**What you have to do:** From the Kubernetes talk abstract, write out word for word the passage starting with "Overall, this will" and going on through "the final implementation.".

**Selected extract:**
** BEGIN **
ABSTRACT OF THE TALK
ETL/ELT on Kubernetes is currently an unsolved problem. There are a lot of different approaches vying for a spot as the de facto method, but none are clear winners. Considering that the cloud-native landscape is built for deploying Dockerized, open-source software, many of the closed-source solutions fall flat and don't mesh with the trajectory of the community.
Airbyte is an open-source ETL/ELT tool that harmonizes well with the cloud-native landscape and lives to enable your stateful workloads on Kubernetes. Previously, I have talked about a theoretical deployment on Kubernetes and the nuances behind deploying an ETL/ELT pipeline in such an environment. Now, I'm looking to follow that up with how we actually implemented that strategy as we launched our K8s beta. Additionally, I'll dive into some of the nitty gritty details that we needed to figure out in order to get this all working... stuff that isn't really found online!
Overall, this will be a really unique case of getting to do a retrospective on what we planned our architecture to look like and following up with some great development insights as we solidified the final implementation.
KEY TAKE-AWAYS FROM THE TALK
- Quick overview of Airbyte and open-source ETL/ELT [5 minutes]
- Why run your ETL/ELT in K8s? [3 minutes]
- A quick recap on the previous talk (what we thought the architecture would look like) [5 minutes]
- Display the actual architecture and implementation [10 minutes]
-> Talk about how to communicate with k8s pods on STDOUT and STDIN pipes
-> Describe parent-child process termination strategy
-> Describe persistence layer/strategy and config storage
- Quick demo of an Airbyte deployment on K8s [10 minutes]
** END **
[Records]
** BEGIN **
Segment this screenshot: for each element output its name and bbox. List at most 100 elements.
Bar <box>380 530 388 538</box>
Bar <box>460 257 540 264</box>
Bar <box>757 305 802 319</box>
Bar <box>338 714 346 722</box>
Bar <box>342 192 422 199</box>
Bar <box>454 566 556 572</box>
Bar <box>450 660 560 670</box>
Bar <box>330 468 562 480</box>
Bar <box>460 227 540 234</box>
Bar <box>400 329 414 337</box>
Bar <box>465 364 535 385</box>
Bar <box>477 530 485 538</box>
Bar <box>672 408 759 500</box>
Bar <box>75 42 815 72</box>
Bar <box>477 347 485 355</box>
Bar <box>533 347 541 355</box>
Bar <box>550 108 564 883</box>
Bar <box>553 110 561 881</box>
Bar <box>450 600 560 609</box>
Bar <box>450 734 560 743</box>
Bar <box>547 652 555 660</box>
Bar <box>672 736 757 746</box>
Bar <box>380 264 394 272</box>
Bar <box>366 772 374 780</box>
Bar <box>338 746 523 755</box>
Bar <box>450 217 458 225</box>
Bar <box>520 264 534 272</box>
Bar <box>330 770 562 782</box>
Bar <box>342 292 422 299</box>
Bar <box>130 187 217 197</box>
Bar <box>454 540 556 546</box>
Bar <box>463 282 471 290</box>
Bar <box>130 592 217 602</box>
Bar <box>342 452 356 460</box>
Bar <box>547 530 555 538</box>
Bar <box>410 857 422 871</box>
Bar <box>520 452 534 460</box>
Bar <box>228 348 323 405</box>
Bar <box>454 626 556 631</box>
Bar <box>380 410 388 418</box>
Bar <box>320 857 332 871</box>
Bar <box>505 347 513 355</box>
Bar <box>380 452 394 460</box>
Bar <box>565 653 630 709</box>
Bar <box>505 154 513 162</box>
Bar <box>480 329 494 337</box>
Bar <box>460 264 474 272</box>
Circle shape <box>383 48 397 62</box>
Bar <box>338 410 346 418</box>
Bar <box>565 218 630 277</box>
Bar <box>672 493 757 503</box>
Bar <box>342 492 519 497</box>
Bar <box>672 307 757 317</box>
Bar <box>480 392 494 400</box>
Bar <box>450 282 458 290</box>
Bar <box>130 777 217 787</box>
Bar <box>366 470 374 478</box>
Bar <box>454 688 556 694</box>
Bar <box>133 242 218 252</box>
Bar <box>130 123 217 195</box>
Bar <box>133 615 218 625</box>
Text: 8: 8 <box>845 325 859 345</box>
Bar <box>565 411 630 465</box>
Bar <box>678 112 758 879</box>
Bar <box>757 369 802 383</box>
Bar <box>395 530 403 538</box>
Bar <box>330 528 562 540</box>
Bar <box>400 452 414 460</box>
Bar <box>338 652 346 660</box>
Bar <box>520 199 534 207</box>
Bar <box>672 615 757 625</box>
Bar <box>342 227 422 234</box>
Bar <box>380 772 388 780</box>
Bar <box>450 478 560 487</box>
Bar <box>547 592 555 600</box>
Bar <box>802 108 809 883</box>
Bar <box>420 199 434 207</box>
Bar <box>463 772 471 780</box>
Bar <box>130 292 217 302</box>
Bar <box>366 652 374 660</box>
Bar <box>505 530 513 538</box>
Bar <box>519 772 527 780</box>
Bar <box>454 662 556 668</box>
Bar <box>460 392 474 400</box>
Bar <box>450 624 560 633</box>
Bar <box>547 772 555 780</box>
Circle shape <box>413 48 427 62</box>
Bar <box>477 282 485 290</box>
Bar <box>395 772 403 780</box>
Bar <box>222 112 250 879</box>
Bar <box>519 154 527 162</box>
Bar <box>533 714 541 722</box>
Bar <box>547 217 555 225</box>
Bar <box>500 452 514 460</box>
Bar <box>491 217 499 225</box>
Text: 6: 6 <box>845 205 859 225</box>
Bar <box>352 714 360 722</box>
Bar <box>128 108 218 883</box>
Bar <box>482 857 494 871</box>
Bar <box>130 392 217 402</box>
** END **
**Response:**
Overall, this will be a really unique case of getting to do a retrospective on what we planned our architecture to look like and following up with some great development insights as we solidified the final implementation.